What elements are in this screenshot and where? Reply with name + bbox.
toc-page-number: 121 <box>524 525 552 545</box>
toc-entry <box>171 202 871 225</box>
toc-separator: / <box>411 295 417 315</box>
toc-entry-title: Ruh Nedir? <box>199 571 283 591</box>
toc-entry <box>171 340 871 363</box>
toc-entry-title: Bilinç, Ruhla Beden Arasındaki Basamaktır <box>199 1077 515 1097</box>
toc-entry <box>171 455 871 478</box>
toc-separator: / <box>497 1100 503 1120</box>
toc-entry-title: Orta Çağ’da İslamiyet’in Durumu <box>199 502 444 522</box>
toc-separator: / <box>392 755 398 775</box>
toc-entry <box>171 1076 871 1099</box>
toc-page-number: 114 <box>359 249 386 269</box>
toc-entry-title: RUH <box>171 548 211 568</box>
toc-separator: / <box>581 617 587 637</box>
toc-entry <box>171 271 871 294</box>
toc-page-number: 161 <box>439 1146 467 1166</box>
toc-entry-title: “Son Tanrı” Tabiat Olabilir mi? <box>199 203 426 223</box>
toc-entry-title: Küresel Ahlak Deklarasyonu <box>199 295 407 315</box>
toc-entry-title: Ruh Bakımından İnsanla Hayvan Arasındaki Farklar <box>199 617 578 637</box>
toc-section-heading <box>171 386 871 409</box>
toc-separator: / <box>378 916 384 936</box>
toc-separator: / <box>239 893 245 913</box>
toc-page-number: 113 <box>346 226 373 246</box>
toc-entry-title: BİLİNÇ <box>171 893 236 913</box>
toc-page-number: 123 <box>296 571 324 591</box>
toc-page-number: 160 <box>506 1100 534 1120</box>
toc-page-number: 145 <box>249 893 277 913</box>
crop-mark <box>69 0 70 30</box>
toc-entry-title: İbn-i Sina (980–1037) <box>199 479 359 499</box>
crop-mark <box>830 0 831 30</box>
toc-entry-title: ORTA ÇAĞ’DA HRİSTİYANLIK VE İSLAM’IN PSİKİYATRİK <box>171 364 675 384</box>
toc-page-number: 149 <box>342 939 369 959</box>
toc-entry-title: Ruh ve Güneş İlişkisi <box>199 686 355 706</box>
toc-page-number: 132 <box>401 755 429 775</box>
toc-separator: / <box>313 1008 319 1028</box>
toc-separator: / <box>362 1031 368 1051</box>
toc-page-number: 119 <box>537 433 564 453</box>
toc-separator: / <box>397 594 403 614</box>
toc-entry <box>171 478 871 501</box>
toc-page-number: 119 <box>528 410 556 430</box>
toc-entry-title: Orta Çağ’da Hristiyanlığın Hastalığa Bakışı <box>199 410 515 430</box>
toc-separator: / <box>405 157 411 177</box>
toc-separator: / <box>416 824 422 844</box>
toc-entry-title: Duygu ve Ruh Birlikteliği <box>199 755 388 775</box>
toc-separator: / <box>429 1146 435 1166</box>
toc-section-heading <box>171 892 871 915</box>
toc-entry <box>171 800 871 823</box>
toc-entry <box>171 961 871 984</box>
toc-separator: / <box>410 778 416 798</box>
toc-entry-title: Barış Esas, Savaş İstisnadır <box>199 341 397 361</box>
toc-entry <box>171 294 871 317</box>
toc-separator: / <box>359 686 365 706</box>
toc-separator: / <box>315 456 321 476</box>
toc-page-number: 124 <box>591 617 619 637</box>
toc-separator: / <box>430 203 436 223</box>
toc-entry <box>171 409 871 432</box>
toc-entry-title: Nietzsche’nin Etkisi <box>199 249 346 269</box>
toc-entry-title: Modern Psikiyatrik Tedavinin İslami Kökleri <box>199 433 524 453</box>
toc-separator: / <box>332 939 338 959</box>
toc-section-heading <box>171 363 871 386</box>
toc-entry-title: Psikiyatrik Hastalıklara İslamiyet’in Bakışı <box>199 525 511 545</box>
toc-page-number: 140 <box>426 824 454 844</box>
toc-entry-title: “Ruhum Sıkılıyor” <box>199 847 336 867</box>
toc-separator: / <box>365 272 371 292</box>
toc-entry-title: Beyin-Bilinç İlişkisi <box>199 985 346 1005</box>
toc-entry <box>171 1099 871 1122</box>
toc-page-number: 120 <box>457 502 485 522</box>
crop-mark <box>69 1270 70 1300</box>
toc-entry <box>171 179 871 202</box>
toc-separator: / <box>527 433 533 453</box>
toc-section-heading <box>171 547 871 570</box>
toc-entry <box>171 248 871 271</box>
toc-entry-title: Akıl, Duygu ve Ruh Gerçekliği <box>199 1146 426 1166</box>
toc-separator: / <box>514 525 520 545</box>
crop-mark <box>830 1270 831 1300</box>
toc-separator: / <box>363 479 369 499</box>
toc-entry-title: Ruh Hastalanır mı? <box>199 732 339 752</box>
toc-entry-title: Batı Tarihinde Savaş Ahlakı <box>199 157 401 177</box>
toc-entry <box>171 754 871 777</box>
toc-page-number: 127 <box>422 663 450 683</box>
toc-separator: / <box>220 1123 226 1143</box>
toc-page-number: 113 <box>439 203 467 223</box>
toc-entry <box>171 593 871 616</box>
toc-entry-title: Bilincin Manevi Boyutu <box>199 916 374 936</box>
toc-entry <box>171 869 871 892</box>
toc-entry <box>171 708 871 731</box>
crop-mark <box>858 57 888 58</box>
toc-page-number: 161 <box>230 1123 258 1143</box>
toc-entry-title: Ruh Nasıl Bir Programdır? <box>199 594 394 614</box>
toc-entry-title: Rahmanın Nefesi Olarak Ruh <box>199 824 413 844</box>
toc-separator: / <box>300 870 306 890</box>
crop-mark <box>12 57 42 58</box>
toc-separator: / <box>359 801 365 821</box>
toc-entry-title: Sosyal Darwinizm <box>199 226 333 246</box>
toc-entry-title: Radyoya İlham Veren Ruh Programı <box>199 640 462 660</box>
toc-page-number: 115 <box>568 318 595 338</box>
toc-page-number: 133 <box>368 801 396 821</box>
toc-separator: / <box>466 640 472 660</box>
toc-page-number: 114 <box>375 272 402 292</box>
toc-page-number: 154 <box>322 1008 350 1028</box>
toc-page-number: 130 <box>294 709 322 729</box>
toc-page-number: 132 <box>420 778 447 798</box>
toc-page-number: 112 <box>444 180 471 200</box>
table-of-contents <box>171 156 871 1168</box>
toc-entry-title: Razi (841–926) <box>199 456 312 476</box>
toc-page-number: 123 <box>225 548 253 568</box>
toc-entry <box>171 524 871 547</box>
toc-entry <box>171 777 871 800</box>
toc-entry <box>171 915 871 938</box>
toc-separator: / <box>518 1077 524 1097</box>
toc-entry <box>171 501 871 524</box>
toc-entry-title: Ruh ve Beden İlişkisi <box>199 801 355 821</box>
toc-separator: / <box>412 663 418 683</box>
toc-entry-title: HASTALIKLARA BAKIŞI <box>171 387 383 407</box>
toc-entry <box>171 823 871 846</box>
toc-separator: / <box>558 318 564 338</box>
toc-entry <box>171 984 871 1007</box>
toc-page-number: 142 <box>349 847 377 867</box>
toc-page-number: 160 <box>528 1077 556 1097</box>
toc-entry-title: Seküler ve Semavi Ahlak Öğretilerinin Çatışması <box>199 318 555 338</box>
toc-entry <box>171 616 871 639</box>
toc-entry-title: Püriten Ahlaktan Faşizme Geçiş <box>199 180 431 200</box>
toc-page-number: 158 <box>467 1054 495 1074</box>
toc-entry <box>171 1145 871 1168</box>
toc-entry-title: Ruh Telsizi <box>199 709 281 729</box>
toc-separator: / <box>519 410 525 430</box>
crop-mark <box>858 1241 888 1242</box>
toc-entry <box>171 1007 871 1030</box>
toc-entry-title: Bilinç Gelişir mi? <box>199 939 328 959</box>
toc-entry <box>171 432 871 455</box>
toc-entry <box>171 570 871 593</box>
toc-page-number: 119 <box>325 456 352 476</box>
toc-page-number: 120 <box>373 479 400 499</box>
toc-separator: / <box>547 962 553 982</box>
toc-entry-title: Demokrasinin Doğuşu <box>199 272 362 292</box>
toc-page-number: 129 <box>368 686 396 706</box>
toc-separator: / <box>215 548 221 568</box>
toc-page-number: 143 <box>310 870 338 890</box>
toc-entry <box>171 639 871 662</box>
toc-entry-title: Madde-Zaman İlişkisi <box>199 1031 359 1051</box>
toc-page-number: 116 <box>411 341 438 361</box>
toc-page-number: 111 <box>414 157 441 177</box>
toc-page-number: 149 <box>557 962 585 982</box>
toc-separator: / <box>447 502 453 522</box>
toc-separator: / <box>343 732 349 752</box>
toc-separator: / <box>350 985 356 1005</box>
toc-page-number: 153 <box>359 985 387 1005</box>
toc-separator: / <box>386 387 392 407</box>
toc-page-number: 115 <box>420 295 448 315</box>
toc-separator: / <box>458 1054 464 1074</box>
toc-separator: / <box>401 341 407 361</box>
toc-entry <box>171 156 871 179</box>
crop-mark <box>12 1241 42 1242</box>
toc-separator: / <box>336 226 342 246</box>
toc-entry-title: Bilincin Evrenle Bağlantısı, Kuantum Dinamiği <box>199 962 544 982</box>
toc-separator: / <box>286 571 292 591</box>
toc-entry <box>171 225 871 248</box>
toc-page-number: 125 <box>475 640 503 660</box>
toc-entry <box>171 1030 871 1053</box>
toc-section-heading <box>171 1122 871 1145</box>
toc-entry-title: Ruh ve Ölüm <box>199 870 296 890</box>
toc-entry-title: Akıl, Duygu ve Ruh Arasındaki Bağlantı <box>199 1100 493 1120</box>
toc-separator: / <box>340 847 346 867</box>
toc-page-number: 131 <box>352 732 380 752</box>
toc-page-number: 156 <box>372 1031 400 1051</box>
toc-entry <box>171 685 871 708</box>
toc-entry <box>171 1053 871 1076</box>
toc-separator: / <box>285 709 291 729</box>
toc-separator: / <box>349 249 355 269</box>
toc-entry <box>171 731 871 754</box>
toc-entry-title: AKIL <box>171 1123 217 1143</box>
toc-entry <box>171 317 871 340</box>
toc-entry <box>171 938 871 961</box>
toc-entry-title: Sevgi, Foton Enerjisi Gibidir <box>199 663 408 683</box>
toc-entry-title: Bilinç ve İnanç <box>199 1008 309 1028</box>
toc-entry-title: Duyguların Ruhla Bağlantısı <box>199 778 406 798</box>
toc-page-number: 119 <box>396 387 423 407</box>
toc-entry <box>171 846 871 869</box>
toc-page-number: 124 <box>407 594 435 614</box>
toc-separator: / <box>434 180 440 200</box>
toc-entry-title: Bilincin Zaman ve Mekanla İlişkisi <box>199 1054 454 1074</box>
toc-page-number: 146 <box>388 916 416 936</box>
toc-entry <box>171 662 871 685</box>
|---|
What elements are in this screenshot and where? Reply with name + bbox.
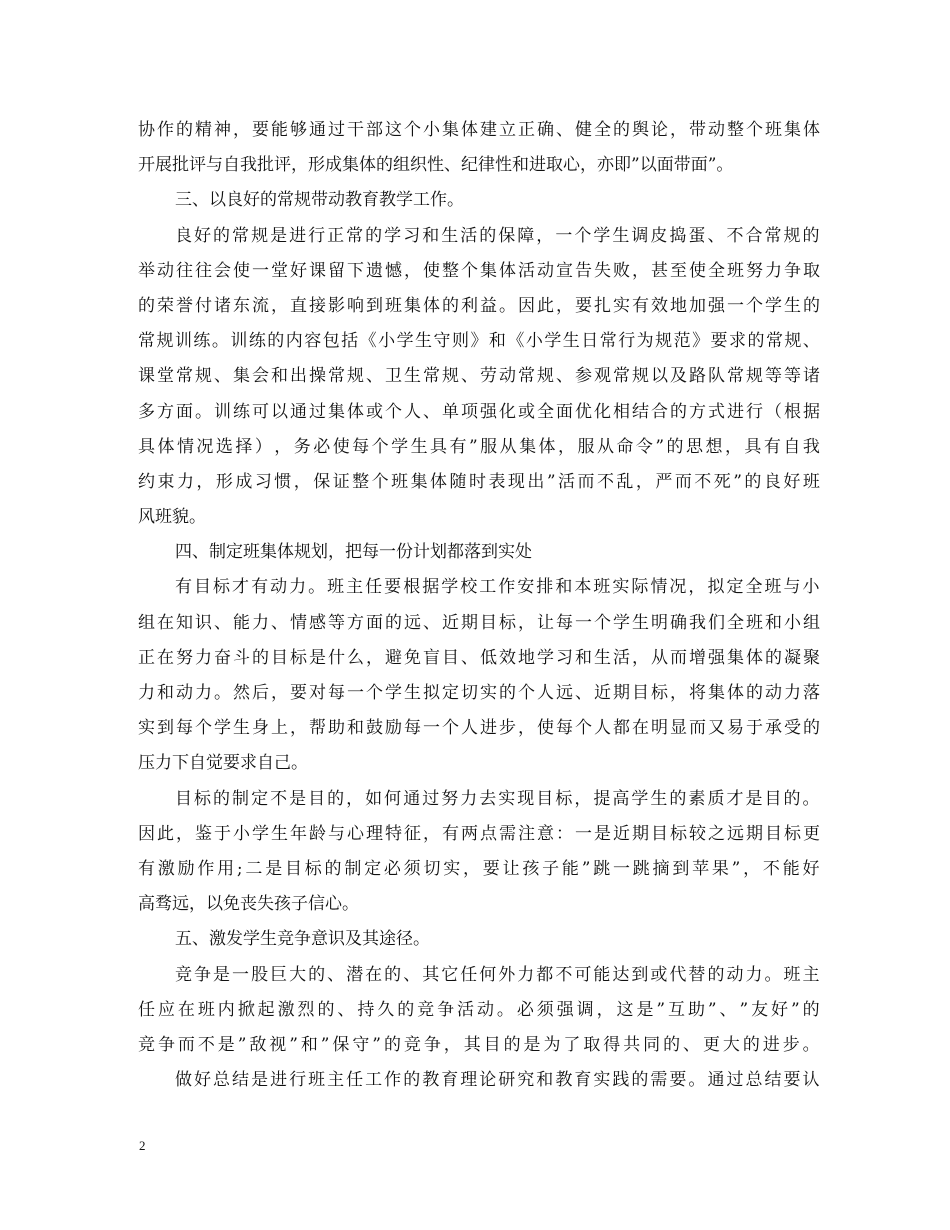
|---|
=== TASK TO CARRY OUT ===
How many lines in the entries above contain the string "Psikiyatrik"? Reply with the number only.

=== EXERCISE OUTPUT ===
2